§ Required task
Spot every line with the word "start" and return it.

§ Records for the task
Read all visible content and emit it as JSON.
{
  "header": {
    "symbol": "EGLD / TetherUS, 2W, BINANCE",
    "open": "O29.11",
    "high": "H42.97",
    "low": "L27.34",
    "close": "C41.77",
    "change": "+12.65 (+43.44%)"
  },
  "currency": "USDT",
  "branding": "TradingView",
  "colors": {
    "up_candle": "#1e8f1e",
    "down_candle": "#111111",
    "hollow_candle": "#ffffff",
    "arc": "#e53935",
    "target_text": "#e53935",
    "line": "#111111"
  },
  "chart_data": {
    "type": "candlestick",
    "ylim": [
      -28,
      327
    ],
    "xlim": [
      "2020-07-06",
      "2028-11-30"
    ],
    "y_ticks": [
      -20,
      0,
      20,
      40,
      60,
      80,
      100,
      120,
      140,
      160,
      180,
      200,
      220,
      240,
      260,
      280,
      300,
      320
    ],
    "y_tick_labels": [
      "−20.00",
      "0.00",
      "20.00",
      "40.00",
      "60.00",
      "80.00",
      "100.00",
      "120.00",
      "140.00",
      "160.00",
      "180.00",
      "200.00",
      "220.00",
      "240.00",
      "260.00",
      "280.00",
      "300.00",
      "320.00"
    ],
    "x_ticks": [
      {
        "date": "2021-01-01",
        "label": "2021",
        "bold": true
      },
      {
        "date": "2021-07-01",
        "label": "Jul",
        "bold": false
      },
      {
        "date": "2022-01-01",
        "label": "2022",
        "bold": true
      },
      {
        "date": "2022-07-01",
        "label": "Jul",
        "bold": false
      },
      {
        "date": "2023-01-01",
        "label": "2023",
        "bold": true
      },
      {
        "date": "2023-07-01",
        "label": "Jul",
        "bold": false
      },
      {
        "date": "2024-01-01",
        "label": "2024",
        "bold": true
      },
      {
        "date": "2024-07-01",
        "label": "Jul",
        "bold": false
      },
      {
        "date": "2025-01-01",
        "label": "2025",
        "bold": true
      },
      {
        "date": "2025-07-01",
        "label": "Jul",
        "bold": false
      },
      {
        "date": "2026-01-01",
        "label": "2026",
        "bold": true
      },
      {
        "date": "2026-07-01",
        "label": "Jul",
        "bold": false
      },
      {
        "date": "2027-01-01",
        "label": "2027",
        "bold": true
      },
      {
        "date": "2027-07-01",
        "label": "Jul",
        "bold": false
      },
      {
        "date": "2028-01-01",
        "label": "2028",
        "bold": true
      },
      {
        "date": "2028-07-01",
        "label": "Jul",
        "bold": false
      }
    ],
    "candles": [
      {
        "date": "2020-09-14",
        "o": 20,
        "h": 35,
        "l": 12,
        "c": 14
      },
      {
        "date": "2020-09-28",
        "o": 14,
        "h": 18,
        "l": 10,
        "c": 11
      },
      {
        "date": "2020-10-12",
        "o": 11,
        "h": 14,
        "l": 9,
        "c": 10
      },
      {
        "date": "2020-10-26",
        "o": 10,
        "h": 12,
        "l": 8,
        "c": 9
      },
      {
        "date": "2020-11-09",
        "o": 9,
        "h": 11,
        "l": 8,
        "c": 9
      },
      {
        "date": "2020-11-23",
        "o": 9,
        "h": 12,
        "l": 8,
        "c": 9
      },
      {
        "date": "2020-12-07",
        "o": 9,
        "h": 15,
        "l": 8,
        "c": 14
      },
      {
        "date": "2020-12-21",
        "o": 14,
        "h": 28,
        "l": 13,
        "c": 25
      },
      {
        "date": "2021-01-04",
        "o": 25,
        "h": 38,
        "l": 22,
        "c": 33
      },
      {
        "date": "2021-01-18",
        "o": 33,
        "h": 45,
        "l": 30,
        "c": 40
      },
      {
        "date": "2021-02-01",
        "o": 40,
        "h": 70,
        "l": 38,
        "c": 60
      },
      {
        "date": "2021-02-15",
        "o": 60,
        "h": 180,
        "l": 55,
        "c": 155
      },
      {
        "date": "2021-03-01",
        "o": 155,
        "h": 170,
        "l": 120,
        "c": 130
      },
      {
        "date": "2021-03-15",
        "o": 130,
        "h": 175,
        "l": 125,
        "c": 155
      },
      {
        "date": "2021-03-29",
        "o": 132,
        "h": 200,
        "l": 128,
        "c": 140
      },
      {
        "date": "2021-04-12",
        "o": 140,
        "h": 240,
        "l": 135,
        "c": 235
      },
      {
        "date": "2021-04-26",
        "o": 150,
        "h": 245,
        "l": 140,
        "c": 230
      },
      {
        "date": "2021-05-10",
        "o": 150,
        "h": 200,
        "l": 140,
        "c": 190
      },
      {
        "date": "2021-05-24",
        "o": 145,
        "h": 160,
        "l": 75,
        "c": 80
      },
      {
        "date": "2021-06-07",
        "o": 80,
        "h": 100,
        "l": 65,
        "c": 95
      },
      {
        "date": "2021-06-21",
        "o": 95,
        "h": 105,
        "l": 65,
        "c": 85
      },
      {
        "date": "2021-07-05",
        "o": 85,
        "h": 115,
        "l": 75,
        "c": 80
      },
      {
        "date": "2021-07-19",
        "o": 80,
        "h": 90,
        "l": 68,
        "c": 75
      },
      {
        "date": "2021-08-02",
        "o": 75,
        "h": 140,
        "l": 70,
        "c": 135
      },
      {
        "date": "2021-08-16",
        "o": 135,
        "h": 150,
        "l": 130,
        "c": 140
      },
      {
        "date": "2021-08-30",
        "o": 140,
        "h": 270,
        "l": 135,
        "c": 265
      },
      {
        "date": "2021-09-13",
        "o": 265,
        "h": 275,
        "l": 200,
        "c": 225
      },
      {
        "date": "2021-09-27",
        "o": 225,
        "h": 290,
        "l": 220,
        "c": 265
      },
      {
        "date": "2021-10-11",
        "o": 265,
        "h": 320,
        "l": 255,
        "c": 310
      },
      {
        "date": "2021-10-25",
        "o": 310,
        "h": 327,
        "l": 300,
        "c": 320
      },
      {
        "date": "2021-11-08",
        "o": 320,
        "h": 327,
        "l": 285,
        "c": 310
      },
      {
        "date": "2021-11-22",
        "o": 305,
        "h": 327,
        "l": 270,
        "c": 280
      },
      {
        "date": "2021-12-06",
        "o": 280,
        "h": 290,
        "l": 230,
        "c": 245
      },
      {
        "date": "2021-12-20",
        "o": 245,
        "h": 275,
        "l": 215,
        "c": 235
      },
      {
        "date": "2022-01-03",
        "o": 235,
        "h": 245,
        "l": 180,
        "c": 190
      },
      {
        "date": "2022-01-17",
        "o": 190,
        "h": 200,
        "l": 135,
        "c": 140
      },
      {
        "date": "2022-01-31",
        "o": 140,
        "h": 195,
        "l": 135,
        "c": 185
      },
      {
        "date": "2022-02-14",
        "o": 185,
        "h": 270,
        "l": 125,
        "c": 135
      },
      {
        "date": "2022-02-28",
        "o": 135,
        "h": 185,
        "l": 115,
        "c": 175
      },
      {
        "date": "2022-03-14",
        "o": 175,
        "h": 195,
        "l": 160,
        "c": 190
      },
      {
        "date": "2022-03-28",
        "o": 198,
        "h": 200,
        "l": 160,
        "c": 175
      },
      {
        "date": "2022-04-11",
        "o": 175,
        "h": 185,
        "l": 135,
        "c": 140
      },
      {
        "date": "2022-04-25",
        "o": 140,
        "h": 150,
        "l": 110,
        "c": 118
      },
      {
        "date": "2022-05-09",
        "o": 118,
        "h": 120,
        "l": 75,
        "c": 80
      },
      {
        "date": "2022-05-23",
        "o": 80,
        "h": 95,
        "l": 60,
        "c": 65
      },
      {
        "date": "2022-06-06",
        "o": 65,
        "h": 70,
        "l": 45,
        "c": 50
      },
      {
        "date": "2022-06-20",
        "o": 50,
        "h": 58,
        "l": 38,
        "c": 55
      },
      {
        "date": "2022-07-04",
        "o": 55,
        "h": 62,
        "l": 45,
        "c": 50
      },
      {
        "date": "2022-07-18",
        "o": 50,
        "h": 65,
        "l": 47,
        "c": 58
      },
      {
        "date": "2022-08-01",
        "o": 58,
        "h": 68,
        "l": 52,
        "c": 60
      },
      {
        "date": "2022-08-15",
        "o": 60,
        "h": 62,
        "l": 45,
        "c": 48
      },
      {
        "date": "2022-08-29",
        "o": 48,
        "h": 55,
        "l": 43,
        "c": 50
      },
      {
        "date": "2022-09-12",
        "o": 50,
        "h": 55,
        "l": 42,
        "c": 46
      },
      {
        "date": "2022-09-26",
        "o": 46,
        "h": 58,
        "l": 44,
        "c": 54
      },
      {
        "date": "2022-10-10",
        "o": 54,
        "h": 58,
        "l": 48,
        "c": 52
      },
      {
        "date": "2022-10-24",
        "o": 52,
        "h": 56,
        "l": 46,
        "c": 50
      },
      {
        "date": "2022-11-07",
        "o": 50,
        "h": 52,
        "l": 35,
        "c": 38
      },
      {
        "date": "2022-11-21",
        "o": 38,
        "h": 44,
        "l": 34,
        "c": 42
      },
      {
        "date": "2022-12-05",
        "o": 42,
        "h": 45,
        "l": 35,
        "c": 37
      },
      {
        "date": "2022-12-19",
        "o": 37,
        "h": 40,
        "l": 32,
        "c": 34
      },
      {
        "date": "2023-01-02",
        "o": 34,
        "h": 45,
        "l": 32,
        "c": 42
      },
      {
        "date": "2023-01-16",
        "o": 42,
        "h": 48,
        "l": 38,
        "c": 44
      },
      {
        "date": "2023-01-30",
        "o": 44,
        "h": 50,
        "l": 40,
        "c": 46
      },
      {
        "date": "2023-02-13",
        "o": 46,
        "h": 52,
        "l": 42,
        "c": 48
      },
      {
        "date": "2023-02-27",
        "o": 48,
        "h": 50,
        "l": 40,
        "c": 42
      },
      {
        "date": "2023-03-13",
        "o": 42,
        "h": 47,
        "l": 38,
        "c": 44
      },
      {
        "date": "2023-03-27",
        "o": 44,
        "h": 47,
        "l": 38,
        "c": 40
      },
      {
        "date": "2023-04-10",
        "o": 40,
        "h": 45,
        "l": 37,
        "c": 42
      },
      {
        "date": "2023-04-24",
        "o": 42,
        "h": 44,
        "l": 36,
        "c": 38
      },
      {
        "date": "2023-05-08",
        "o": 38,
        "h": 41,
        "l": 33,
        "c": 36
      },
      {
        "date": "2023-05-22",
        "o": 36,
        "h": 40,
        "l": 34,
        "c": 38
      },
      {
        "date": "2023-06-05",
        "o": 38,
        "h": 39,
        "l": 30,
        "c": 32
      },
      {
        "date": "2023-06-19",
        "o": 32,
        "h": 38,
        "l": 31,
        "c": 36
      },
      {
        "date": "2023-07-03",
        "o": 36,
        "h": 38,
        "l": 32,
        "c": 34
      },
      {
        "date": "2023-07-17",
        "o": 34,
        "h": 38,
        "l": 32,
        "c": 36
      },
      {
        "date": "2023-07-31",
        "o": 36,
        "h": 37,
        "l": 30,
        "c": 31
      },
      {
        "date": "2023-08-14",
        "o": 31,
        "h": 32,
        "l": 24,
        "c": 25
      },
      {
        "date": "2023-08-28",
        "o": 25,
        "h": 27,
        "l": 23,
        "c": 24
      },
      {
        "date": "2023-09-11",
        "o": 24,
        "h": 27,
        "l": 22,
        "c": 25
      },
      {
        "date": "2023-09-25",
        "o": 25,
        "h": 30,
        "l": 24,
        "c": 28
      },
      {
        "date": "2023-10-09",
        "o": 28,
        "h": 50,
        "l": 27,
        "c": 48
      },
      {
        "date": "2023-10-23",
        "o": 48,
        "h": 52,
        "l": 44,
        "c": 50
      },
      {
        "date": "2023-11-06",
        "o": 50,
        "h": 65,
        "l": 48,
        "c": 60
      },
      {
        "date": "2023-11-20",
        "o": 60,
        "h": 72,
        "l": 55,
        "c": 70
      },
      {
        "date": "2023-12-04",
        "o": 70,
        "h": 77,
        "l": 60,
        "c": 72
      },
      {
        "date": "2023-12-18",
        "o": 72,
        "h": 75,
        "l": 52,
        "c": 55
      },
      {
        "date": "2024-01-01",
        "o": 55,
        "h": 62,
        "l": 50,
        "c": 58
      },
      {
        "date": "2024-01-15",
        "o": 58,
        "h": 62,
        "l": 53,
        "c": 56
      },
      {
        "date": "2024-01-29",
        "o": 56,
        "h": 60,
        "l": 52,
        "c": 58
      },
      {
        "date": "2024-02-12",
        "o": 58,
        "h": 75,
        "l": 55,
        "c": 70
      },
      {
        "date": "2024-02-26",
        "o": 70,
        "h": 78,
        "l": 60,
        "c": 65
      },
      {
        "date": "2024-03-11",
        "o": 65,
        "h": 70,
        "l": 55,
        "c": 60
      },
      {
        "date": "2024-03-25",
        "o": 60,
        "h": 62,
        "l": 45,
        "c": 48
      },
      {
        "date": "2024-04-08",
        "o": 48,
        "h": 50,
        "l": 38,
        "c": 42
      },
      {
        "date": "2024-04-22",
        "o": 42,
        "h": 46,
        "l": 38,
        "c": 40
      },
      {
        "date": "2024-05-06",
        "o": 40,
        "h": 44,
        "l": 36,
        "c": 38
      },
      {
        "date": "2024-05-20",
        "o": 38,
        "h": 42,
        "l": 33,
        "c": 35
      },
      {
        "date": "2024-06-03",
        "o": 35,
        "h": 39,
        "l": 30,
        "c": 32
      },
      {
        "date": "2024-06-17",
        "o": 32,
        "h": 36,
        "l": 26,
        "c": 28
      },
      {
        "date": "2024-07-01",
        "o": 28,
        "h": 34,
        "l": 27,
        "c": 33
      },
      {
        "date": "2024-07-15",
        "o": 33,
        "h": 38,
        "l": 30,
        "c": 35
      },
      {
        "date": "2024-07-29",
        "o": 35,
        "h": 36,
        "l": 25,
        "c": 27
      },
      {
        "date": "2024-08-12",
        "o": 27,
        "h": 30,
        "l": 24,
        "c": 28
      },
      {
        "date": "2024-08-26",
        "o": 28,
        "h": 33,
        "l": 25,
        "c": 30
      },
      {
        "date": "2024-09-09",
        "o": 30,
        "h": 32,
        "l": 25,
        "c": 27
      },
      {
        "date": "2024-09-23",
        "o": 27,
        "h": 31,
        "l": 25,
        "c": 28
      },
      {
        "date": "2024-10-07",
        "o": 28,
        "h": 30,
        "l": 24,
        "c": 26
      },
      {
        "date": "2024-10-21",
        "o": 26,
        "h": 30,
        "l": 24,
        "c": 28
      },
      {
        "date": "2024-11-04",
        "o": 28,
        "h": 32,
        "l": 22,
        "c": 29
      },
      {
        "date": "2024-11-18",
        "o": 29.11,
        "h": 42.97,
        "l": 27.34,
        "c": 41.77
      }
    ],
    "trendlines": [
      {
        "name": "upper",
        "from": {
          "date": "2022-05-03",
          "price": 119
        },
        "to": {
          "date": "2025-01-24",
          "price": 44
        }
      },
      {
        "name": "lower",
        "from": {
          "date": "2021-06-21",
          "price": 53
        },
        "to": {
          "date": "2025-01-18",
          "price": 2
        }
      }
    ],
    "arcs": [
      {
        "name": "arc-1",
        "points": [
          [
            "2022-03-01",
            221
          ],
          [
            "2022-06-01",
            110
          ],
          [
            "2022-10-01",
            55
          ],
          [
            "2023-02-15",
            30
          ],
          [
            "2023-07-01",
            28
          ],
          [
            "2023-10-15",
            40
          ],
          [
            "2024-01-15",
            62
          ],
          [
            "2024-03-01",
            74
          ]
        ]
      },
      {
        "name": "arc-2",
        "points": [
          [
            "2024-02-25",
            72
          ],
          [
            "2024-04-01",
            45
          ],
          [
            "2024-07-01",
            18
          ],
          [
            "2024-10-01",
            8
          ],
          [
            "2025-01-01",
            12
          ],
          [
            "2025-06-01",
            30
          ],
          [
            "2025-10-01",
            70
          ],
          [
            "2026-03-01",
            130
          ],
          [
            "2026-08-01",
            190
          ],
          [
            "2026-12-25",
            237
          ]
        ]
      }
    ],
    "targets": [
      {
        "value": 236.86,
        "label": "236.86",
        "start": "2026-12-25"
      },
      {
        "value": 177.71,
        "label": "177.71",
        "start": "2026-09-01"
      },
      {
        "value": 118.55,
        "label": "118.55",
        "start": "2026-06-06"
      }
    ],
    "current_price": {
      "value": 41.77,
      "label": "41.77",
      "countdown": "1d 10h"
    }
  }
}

§ Solved problem
        "start": "2026-12-25"
        "start": "2026-09-01"
        "start": "2026-06-06"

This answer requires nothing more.